::: Segmento do documento

O ministro de Estado e dos Negócios Estrangeiros, Paulo Portas, defendeu esta quinta-feira que a votação e discussão da moção de censura ao Governo apresentada pelo partido ecologista «Os Verdes» é, afinal, uma «espécie moção de confiança por contraste».

«Politicamente, uma censura que não censura, confia. Não andarão longe da verdade aqueles que alvitrarem que aquilo que acontecerá hoje na Assembleia da República é uma espécie de moção de confiança por contraste», defendeu Paulo Portas, momentos antes da moção ser rejeitada com os votos contra da maioria.

«Acontece aos melhores na oposição provocarem a validação do Governo por uma clara maioria», afirmou o ministro dos Negócios Estrangeiros, que encerrou o debate da moção de censura apresentada pelo PEV.

A abrir, Portas começou por afirmar que deliberadamente não se iria referir às conversações que decorrem entre PSD, CDS-PP e PS em torno do «compromisso de salvação nacional» pedido pelo Presidente da República, Cavaco Silva.

::::::
::: Registos fornecidos

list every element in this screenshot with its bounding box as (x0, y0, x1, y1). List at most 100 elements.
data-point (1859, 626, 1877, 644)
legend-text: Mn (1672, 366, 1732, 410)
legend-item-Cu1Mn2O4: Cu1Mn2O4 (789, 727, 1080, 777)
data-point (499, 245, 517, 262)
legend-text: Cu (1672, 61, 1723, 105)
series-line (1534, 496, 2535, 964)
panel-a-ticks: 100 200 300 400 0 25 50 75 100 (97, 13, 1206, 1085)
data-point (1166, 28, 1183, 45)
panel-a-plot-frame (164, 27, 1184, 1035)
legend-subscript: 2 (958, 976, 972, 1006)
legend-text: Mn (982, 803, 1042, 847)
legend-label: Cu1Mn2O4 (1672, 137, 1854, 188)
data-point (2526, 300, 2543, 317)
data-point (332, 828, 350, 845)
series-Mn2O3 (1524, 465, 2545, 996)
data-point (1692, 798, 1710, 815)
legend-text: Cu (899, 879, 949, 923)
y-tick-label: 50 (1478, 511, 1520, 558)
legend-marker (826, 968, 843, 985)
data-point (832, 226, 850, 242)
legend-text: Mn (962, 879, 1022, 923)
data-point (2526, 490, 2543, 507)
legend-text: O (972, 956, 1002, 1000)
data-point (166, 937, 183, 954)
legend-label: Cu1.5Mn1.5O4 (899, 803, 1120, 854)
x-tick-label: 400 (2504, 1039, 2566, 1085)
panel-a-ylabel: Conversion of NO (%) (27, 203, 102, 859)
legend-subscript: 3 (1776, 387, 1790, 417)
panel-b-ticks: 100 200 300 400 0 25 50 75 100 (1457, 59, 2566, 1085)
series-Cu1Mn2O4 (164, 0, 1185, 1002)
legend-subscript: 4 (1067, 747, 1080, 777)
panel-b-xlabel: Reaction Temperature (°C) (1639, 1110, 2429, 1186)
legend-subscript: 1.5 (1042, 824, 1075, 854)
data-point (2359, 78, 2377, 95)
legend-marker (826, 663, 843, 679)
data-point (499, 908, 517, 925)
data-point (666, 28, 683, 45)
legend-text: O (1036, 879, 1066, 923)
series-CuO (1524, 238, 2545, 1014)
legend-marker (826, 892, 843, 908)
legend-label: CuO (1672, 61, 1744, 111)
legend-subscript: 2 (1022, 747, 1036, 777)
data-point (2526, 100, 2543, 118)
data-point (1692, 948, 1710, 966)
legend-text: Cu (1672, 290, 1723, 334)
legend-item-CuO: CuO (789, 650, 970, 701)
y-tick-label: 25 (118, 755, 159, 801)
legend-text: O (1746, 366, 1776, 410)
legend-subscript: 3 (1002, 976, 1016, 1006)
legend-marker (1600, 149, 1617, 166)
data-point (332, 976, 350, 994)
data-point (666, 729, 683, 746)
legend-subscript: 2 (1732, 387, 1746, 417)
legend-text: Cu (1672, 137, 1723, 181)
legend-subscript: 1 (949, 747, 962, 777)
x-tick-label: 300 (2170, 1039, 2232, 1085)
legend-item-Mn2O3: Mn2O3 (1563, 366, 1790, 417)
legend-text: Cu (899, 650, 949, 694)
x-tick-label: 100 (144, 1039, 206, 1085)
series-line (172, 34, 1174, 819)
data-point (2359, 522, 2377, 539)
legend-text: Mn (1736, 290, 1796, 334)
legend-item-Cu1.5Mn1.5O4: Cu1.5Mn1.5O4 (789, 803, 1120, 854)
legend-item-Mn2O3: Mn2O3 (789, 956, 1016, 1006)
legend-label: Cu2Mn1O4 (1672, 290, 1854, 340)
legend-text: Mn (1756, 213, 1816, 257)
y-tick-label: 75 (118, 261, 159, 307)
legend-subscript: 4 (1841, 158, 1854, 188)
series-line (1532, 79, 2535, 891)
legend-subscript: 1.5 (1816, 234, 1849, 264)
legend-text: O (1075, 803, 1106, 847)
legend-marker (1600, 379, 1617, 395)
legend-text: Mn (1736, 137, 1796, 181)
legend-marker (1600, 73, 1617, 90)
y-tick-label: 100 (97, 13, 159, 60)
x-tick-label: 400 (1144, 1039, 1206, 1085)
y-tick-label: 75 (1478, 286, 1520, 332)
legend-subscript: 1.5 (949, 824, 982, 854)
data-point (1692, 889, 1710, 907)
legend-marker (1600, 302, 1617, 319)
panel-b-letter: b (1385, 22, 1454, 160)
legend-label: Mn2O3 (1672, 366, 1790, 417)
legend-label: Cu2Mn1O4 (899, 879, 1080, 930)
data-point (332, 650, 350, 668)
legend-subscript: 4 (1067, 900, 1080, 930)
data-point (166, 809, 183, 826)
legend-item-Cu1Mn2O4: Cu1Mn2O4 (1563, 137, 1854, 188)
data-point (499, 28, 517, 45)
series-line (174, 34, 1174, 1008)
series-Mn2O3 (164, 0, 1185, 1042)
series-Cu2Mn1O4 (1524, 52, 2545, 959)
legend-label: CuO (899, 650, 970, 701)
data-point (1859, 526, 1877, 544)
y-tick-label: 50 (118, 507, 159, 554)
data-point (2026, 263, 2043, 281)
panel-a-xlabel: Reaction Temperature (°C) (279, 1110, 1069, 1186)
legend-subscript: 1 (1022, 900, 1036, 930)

::::::

Instruções a seguir |
Prossiga o texto sobre o debate da moção de censura apresentada pelo PEV, começando logo após a última frase que nele aparece.

Resposta ao exercício |
«Não acredito em conversações com megafone porque elas devem decorrer com boa-fé à mesa das negociações», declarou.

Na discussão da moção de censura, o primeiro-ministro garantiu que vai concretizar a remodelação governamental, com o parceiro de coligação Paulo Portas como vice-primeiro-ministro, assim que terminarem as negociações entre PSD, PS e CDS-PP, sugeridas pelo Presidente da República.

«Concretizarei (a remodelação) assim que o Presidente entender que o esforço a que convidou os três partidos a fazer possa ter encontrado uma solução positiva», afirmou Passos Coelho no debate da moção de censura apresentada pelo Partido Ecologista «Os Verdes».